# [Task material]
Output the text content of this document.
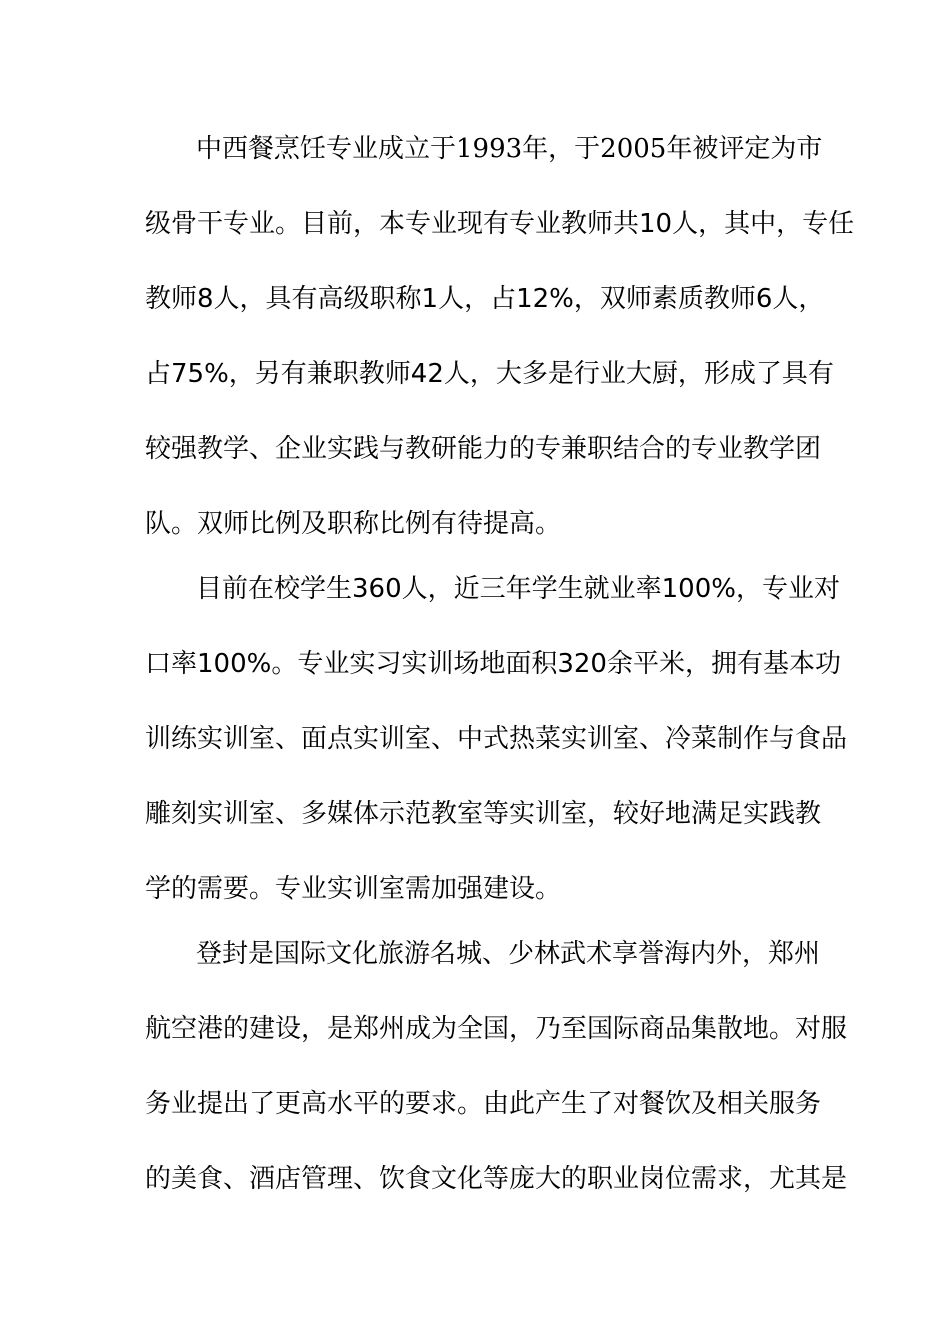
中西餐烹饪专业成立于1993年，于2005年被评定为市
级骨干专业。目前，本专业现有专业教师共10人，其中，专任
教师8人，具有高级职称1人，占12%，双师素质教师6人，
占75%，另有兼职教师42人，大多是行业大厨，形成了具有
较强教学、企业实践与教研能力的专兼职结合的专业教学团
队。双师比例及职称比例有待提高。
目前在校学生360人，近三年学生就业率100%，专业对
口率100%。专业实习实训场地面积320余平米，拥有基本功
训练实训室、面点实训室、中式热菜实训室、冷菜制作与食品
雕刻实训室、多媒体示范教室等实训室，较好地满足实践教
学的需要。专业实训室需加强建设。
登封是国际文化旅游名城、少林武术享誉海内外，郑州
航空港的建设，是郑州成为全国，乃至国际商品集散地。对服
务业提出了更高水平的要求。由此产生了对餐饮及相关服务
的美食、酒店管理、饮食文化等庞大的职业岗位需求，尤其是
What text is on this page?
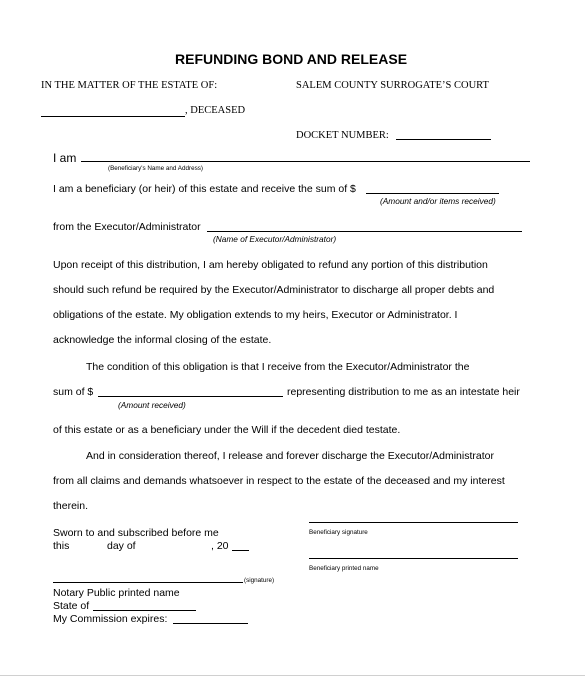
REFUNDING BOND AND RELEASE
IN THE MATTER OF THE ESTATE OF:	SALEM COUNTY SURROGATE’S COURT
, DECEASED
DOCKET NUMBER:
I am
(Beneficiary's Name and Address)
I am a beneficiary (or heir) of this estate and receive the sum of $
(Amount and/or items received)
from the Executor/Administrator
(Name of Executor/Administrator)
Upon receipt of this distribution, I am hereby obligated to refund any portion of this distribution
should such refund be required by the Executor/Administrator to discharge all proper debts and
obligations of the estate. My obligation extends to my heirs, Executor or Administrator. I
acknowledge the informal closing of the estate.
The condition of this obligation is that I receive from the Executor/Administrator the
sum of $	representing distribution to me as an intestate heir
(Amount received)
of this estate or as a beneficiary under the Will if the decedent died testate.
And in consideration thereof, I release and forever discharge the Executor/Administrator
from all claims and demands whatsoever in respect to the estate of the deceased and my interest
therein.
Beneficiary signature
Sworn to and subscribed before me
this	day of	, 20
Beneficiary printed name
(signature)
Notary Public printed name
State of
My Commission expires:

# [Set task]
Work out how many lines above contain the word "from". Give only the number.

# [Exercise response]
3